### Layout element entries

******

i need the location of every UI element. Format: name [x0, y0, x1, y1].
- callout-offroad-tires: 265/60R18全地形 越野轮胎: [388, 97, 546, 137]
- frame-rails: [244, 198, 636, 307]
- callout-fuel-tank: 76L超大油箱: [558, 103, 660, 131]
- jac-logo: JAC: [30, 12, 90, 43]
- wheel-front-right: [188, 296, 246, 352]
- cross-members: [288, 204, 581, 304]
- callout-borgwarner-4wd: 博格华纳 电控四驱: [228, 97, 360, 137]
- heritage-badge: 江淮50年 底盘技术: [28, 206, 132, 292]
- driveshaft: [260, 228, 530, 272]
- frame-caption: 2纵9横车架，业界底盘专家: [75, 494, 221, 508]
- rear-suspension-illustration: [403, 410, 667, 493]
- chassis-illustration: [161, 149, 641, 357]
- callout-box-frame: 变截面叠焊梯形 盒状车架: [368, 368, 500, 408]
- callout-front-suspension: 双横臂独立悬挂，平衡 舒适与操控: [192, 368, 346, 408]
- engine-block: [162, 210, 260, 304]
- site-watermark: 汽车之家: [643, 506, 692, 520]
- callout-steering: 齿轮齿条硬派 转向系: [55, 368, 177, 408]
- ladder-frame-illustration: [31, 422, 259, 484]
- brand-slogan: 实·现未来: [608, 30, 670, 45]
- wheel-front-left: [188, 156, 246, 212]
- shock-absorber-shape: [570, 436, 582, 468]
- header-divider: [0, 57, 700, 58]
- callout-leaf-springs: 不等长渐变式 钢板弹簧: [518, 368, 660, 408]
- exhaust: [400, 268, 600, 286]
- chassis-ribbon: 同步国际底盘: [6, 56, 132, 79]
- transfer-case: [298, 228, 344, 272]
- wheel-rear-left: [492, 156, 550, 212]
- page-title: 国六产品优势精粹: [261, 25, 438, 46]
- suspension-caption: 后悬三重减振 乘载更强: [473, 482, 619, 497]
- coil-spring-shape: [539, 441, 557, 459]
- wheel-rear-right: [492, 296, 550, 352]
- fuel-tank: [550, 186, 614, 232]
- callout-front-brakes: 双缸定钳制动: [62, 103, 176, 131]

******

### What you should do
Rewrite every line of the records above as a numbered list, leaving out any blank lines.

### Answer for this exercise
1. i need the location of every UI element. Format: name [x0, y0, x1, y1].
2. - callout-offroad-tires: 265/60R18全地形 越野轮胎: [388, 97, 546, 137]
3. - frame-rails: [244, 198, 636, 307]
4. - callout-fuel-tank: 76L超大油箱: [558, 103, 660, 131]
5. - jac-logo: JAC: [30, 12, 90, 43]
6. - wheel-front-right: [188, 296, 246, 352]
7. - cross-members: [288, 204, 581, 304]
8. - callout-borgwarner-4wd: 博格华纳 电控四驱: [228, 97, 360, 137]
9. - heritage-badge: 江淮50年 底盘技术: [28, 206, 132, 292]
10. - driveshaft: [260, 228, 530, 272]
11. - frame-caption: 2纵9横车架，业界底盘专家: [75, 494, 221, 508]
12. - rear-suspension-illustration: [403, 410, 667, 493]
13. - chassis-illustration: [161, 149, 641, 357]
14. - callout-box-frame: 变截面叠焊梯形 盒状车架: [368, 368, 500, 408]
15. - callout-front-suspension: 双横臂独立悬挂，平衡 舒适与操控: [192, 368, 346, 408]
16. - engine-block: [162, 210, 260, 304]
17. - site-watermark: 汽车之家: [643, 506, 692, 520]
18. - callout-steering: 齿轮齿条硬派 转向系: [55, 368, 177, 408]
19. - ladder-frame-illustration: [31, 422, 259, 484]
20. - brand-slogan: 实·现未来: [608, 30, 670, 45]
21. - wheel-front-left: [188, 156, 246, 212]
22. - shock-absorber-shape: [570, 436, 582, 468]
23. - header-divider: [0, 57, 700, 58]
24. - callout-leaf-springs: 不等长渐变式 钢板弹簧: [518, 368, 660, 408]
25. - exhaust: [400, 268, 600, 286]
26. - chassis-ribbon: 同步国际底盘: [6, 56, 132, 79]
27. - transfer-case: [298, 228, 344, 272]
28. - wheel-rear-left: [492, 156, 550, 212]
29. - page-title: 国六产品优势精粹: [261, 25, 438, 46]
30. - suspension-caption: 后悬三重减振 乘载更强: [473, 482, 619, 497]
31. - coil-spring-shape: [539, 441, 557, 459]
32. - wheel-rear-right: [492, 296, 550, 352]
33. - fuel-tank: [550, 186, 614, 232]
34. - callout-front-brakes: 双缸定钳制动: [62, 103, 176, 131]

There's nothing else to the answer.